Quote every entry word for word.
--- START ---
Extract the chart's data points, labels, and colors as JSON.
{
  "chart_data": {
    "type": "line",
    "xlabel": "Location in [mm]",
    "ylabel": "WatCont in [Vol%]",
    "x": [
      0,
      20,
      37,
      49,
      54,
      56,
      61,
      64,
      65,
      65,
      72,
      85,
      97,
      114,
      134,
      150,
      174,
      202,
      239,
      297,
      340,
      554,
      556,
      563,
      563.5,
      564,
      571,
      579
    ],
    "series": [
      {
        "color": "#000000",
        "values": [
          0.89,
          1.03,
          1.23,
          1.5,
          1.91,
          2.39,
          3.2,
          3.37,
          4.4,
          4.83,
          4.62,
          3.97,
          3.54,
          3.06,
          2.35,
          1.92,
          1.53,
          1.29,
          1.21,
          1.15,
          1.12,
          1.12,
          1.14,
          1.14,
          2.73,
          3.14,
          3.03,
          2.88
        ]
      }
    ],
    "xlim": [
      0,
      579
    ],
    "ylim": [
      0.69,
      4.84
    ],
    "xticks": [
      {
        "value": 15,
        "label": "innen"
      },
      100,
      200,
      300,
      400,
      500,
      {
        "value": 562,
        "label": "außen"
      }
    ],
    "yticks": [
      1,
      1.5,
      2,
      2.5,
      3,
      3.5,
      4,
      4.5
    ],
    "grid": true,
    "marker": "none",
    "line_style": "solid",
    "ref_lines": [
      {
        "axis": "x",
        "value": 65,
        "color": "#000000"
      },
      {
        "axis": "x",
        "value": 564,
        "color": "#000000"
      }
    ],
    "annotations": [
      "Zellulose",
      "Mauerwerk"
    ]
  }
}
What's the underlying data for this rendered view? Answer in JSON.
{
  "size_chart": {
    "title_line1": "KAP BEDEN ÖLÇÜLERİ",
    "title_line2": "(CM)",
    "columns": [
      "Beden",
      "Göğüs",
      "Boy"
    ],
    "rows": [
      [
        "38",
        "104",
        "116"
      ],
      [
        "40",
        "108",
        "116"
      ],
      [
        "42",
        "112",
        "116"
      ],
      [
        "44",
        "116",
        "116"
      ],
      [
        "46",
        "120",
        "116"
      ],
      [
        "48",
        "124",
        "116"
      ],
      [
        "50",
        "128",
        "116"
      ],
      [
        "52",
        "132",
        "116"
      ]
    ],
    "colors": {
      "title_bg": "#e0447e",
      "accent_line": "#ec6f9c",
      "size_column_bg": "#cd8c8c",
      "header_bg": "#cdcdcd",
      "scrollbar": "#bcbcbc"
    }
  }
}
--- END ---
> Expected answer
Extract the chart's data points, labels, and colors as JSON.
{
  "chart_data": {
    "type": "line",
    "xlabel": "Location in [mm]",
    "ylabel": "WatCont in [Vol%]",
    "x": [
      0,
      20,
      37,
      49,
      54,
      56,
      61,
      64,
      65,
      65,
      72,
      85,
      97,
      114,
      134,
      150,
      174,
      202,
      239,
      297,
      340,
      554,
      556,
      563,
      563.5,
      564,
      571,
      579
    ],
    "series": [
      {
        "color": "#000000",
        "values": [
          0.89,
          1.03,
          1.23,
          1.5,
          1.91,
          2.39,
          3.2,
          3.37,
          4.4,
          4.83,
          4.62,
          3.97,
          3.54,
          3.06,
          2.35,
          1.92,
          1.53,
          1.29,
          1.21,
          1.15,
          1.12,
          1.12,
          1.14,
          1.14,
          2.73,
          3.14,
          3.03,
          2.88
        ]
      }
    ],
    "xlim": [
      0,
      579
    ],
    "ylim": [
      0.69,
      4.84
    ],
    "xticks": [
      {
        "value": 15,
        "label": "innen"
      },
      100,
      200,
      300,
      400,
      500,
      {
        "value": 562,
        "label": "außen"
      }
    ],
    "yticks": [
      1,
      1.5,
      2,
      2.5,
      3,
      3.5,
      4,
      4.5
    ],
    "grid": true,
    "marker": "none",
    "line_style": "solid",
    "ref_lines": [
      {
        "axis": "x",
        "value": 65,
        "color": "#000000"
      },
      {
        "axis": "x",
        "value": 564,
        "color": "#000000"
      }
    ],
    "annotations": [
      "Zellulose",
      "Mauerwerk"
    ]
  }
}
What's the underlying data for this rendered view? Answer in JSON.
{
  "size_chart": {
    "title_line1": "KAP BEDEN ÖLÇÜLERİ",
    "title_line2": "(CM)",
    "columns": [
      "Beden",
      "Göğüs",
      "Boy"
    ],
    "rows": [
      [
        "38",
        "104",
        "116"
      ],
      [
        "40",
        "108",
        "116"
      ],
      [
        "42",
        "112",
        "116"
      ],
      [
        "44",
        "116",
        "116"
      ],
      [
        "46",
        "120",
        "116"
      ],
      [
        "48",
        "124",
        "116"
      ],
      [
        "50",
        "128",
        "116"
      ],
      [
        "52",
        "132",
        "116"
      ]
    ],
    "colors": {
      "title_bg": "#e0447e",
      "accent_line": "#ec6f9c",
      "size_column_bg": "#cd8c8c",
      "header_bg": "#cdcdcd",
      "scrollbar": "#bcbcbc"
    }
  }
}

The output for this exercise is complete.